[Records]
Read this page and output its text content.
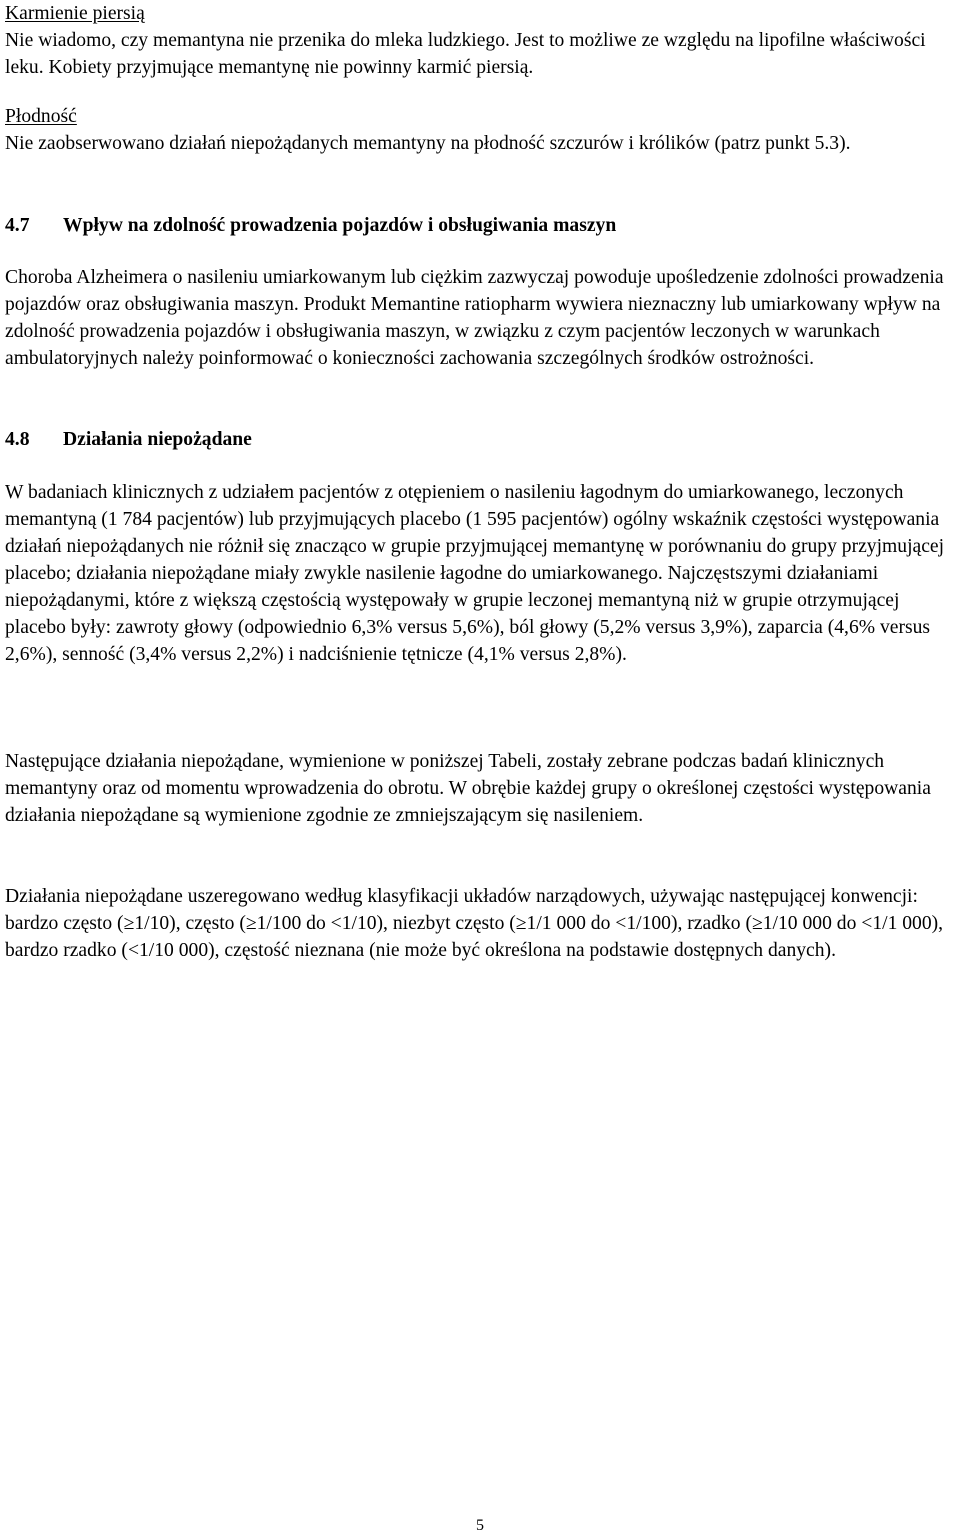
Karmienie piersią

Nie wiadomo, czy memantyna nie przenika do mleka ludzkiego. Jest to możliwe ze względu na lipofilne właściwości leku. Kobiety przyjmujące memantynę nie powinny karmić piersią.

Płodność

Nie zaobserwowano działań niepożądanych memantyny na płodność szczurów i królików (patrz punkt 5.3).

4.7 Wpływ na zdolność prowadzenia pojazdów i obsługiwania maszyn

Choroba Alzheimera o nasileniu umiarkowanym lub ciężkim zazwyczaj powoduje upośledzenie zdolności prowadzenia pojazdów oraz obsługiwania maszyn. Produkt Memantine ratiopharm wywiera nieznaczny lub umiarkowany wpływ na zdolność prowadzenia pojazdów i obsługiwania maszyn, w związku z czym pacjentów leczonych w warunkach ambulatoryjnych należy poinformować o konieczności zachowania szczególnych środków ostrożności.

4.8 Działania niepożądane

W badaniach klinicznych z udziałem pacjentów z otępieniem o nasileniu łagodnym do umiarkowanego, leczonych memantyną (1 784 pacjentów) lub przyjmujących placebo (1 595 pacjentów) ogólny wskaźnik częstości występowania działań niepożądanych nie różnił się znacząco w grupie przyjmującej memantynę w porównaniu do grupy przyjmującej placebo; działania niepożądane miały zwykle nasilenie łagodne do umiarkowanego. Najczęstszymi działaniami niepożądanymi, które z większą częstością występowały w grupie leczonej memantyną niż w grupie otrzymującej placebo były: zawroty głowy (odpowiednio 6,3% versus 5,6%), ból głowy (5,2% versus 3,9%), zaparcia (4,6% versus 2,6%), senność (3,4% versus 2,2%) i nadciśnienie tętnicze (4,1% versus 2,8%).

Następujące działania niepożądane, wymienione w poniższej Tabeli, zostały zebrane podczas badań klinicznych memantyny oraz od momentu wprowadzenia do obrotu. W obrębie każdej grupy o określonej częstości występowania działania niepożądane są wymienione zgodnie ze zmniejszającym się nasileniem.

Działania niepożądane uszeregowano według klasyfikacji układów narządowych, używając następującej konwencji: bardzo często (≥1/10), często (≥1/100 do <1/10), niezbyt często (≥1/1 000 do <1/100), rzadko (≥1/10 000 do <1/1 000), bardzo rzadko (<1/10 000), częstość nieznana (nie może być określona na podstawie dostępnych danych).

5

[TASK REQUIREMENTS] Leaving all pictures aside, quote each record exactly.

[SOLVED EXERCISE]
Read this page and output its text content.
Karmienie piersią

Nie wiadomo, czy memantyna nie przenika do mleka ludzkiego. Jest to możliwe ze względu na lipofilne właściwości leku. Kobiety przyjmujące memantynę nie powinny karmić piersią.

Płodność

Nie zaobserwowano działań niepożądanych memantyny na płodność szczurów i królików (patrz punkt 5.3).

4.7 Wpływ na zdolność prowadzenia pojazdów i obsługiwania maszyn

Choroba Alzheimera o nasileniu umiarkowanym lub ciężkim zazwyczaj powoduje upośledzenie zdolności prowadzenia pojazdów oraz obsługiwania maszyn. Produkt Memantine ratiopharm wywiera nieznaczny lub umiarkowany wpływ na zdolność prowadzenia pojazdów i obsługiwania maszyn, w związku z czym pacjentów leczonych w warunkach ambulatoryjnych należy poinformować o konieczności zachowania szczególnych środków ostrożności.

4.8 Działania niepożądane

W badaniach klinicznych z udziałem pacjentów z otępieniem o nasileniu łagodnym do umiarkowanego, leczonych memantyną (1 784 pacjentów) lub przyjmujących placebo (1 595 pacjentów) ogólny wskaźnik częstości występowania działań niepożądanych nie różnił się znacząco w grupie przyjmującej memantynę w porównaniu do grupy przyjmującej placebo; działania niepożądane miały zwykle nasilenie łagodne do umiarkowanego. Najczęstszymi działaniami niepożądanymi, które z większą częstością występowały w grupie leczonej memantyną niż w grupie otrzymującej placebo były: zawroty głowy (odpowiednio 6,3% versus 5,6%), ból głowy (5,2% versus 3,9%), zaparcia (4,6% versus 2,6%), senność (3,4% versus 2,2%) i nadciśnienie tętnicze (4,1% versus 2,8%).

Następujące działania niepożądane, wymienione w poniższej Tabeli, zostały zebrane podczas badań klinicznych memantyny oraz od momentu wprowadzenia do obrotu. W obrębie każdej grupy o określonej częstości występowania działania niepożądane są wymienione zgodnie ze zmniejszającym się nasileniem.

Działania niepożądane uszeregowano według klasyfikacji układów narządowych, używając następującej konwencji: bardzo często (≥1/10), często (≥1/100 do <1/10), niezbyt często (≥1/1 000 do <1/100), rzadko (≥1/10 000 do <1/1 000), bardzo rzadko (<1/10 000), częstość nieznana (nie może być określona na podstawie dostępnych danych).

5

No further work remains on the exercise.